▸ **PROBLEM STATEMENT**: Repeat each line exactly as it is written.

··········

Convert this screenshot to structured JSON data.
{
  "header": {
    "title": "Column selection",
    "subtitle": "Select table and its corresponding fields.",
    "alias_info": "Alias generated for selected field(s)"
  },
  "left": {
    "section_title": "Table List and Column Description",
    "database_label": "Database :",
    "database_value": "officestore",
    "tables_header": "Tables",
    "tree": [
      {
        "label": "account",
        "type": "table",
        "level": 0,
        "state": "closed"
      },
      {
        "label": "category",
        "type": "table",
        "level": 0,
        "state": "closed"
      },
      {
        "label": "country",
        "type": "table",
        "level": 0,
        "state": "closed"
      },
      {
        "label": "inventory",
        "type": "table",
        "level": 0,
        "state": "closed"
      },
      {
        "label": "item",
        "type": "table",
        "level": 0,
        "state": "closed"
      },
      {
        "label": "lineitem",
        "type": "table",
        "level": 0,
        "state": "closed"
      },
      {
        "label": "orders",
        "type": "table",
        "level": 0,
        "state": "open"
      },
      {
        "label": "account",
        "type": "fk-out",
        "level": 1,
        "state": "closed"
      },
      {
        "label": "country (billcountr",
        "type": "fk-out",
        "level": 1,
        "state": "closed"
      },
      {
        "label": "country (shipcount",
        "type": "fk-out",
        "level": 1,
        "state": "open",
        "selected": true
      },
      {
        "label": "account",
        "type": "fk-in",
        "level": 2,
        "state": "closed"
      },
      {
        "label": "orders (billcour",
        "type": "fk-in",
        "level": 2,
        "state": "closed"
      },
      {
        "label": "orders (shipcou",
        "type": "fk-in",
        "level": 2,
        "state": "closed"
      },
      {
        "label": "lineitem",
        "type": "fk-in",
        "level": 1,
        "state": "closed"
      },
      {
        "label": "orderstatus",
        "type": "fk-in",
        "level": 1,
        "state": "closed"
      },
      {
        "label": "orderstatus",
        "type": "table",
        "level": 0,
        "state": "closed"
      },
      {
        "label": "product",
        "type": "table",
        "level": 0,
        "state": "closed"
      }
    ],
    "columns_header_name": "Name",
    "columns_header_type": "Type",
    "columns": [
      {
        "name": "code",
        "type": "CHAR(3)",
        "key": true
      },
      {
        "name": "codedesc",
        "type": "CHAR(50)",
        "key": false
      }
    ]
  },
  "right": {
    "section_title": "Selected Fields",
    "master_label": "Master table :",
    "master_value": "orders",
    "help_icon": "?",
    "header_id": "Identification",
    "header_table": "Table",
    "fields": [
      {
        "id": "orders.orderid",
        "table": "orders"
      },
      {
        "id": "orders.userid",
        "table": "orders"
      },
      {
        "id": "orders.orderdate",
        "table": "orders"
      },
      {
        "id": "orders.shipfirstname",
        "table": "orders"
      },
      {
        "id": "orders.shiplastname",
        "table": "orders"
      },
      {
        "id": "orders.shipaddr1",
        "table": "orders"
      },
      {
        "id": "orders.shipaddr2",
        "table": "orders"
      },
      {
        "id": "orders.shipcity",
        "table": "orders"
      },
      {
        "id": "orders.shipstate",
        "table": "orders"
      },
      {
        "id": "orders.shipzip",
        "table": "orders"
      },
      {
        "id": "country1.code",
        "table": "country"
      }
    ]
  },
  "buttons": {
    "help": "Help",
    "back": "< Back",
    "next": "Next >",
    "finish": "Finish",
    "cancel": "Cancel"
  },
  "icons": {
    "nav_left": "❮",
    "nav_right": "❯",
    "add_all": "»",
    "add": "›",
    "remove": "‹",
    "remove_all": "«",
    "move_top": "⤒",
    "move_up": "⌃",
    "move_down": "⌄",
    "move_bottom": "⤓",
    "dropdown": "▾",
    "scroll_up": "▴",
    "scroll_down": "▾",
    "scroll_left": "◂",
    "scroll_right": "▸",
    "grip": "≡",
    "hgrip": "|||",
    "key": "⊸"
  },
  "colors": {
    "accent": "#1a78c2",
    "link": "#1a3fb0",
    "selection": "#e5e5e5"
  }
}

··········

▸ **PROBLEM SOLUTION**:
Convert this screenshot to structured JSON data.
{
  "header": {
    "title": "Column selection",
    "subtitle": "Select table and its corresponding fields.",
    "alias_info": "Alias generated for selected field(s)"
  },
  "left": {
    "section_title": "Table List and Column Description",
    "database_label": "Database :",
    "database_value": "officestore",
    "tables_header": "Tables",
    "tree": [
      {
        "label": "account",
        "type": "table",
        "level": 0,
        "state": "closed"
      },
      {
        "label": "category",
        "type": "table",
        "level": 0,
        "state": "closed"
      },
      {
        "label": "country",
        "type": "table",
        "level": 0,
        "state": "closed"
      },
      {
        "label": "inventory",
        "type": "table",
        "level": 0,
        "state": "closed"
      },
      {
        "label": "item",
        "type": "table",
        "level": 0,
        "state": "closed"
      },
      {
        "label": "lineitem",
        "type": "table",
        "level": 0,
        "state": "closed"
      },
      {
        "label": "orders",
        "type": "table",
        "level": 0,
        "state": "open"
      },
      {
        "label": "account",
        "type": "fk-out",
        "level": 1,
        "state": "closed"
      },
      {
        "label": "country (billcountr",
        "type": "fk-out",
        "level": 1,
        "state": "closed"
      },
      {
        "label": "country (shipcount",
        "type": "fk-out",
        "level": 1,
        "state": "open",
        "selected": true
      },
      {
        "label": "account",
        "type": "fk-in",
        "level": 2,
        "state": "closed"
      },
      {
        "label": "orders (billcour",
        "type": "fk-in",
        "level": 2,
        "state": "closed"
      },
      {
        "label": "orders (shipcou",
        "type": "fk-in",
        "level": 2,
        "state": "closed"
      },
      {
        "label": "lineitem",
        "type": "fk-in",
        "level": 1,
        "state": "closed"
      },
      {
        "label": "orderstatus",
        "type": "fk-in",
        "level": 1,
        "state": "closed"
      },
      {
        "label": "orderstatus",
        "type": "table",
        "level": 0,
        "state": "closed"
      },
      {
        "label": "product",
        "type": "table",
        "level": 0,
        "state": "closed"
      }
    ],
    "columns_header_name": "Name",
    "columns_header_type": "Type",
    "columns": [
      {
        "name": "code",
        "type": "CHAR(3)",
        "key": true
      },
      {
        "name": "codedesc",
        "type": "CHAR(50)",
        "key": false
      }
    ]
  },
  "right": {
    "section_title": "Selected Fields",
    "master_label": "Master table :",
    "master_value": "orders",
    "help_icon": "?",
    "header_id": "Identification",
    "header_table": "Table",
    "fields": [
      {
        "id": "orders.orderid",
        "table": "orders"
      },
      {
        "id": "orders.userid",
        "table": "orders"
      },
      {
        "id": "orders.orderdate",
        "table": "orders"
      },
      {
        "id": "orders.shipfirstname",
        "table": "orders"
      },
      {
        "id": "orders.shiplastname",
        "table": "orders"
      },
      {
        "id": "orders.shipaddr1",
        "table": "orders"
      },
      {
        "id": "orders.shipaddr2",
        "table": "orders"
      },
      {
        "id": "orders.shipcity",
        "table": "orders"
      },
      {
        "id": "orders.shipstate",
        "table": "orders"
      },
      {
        "id": "orders.shipzip",
        "table": "orders"
      },
      {
        "id": "country1.code",
        "table": "country"
      }
    ]
  },
  "buttons": {
    "help": "Help",
    "back": "< Back",
    "next": "Next >",
    "finish": "Finish",
    "cancel": "Cancel"
  },
  "icons": {
    "nav_left": "❮",
    "nav_right": "❯",
    "add_all": "»",
    "add": "›",
    "remove": "‹",
    "remove_all": "«",
    "move_top": "⤒",
    "move_up": "⌃",
    "move_down": "⌄",
    "move_bottom": "⤓",
    "dropdown": "▾",
    "scroll_up": "▴",
    "scroll_down": "▾",
    "scroll_left": "◂",
    "scroll_right": "▸",
    "grip": "≡",
    "hgrip": "|||",
    "key": "⊸"
  },
  "colors": {
    "accent": "#1a78c2",
    "link": "#1a3fb0",
    "selection": "#e5e5e5"
  }
}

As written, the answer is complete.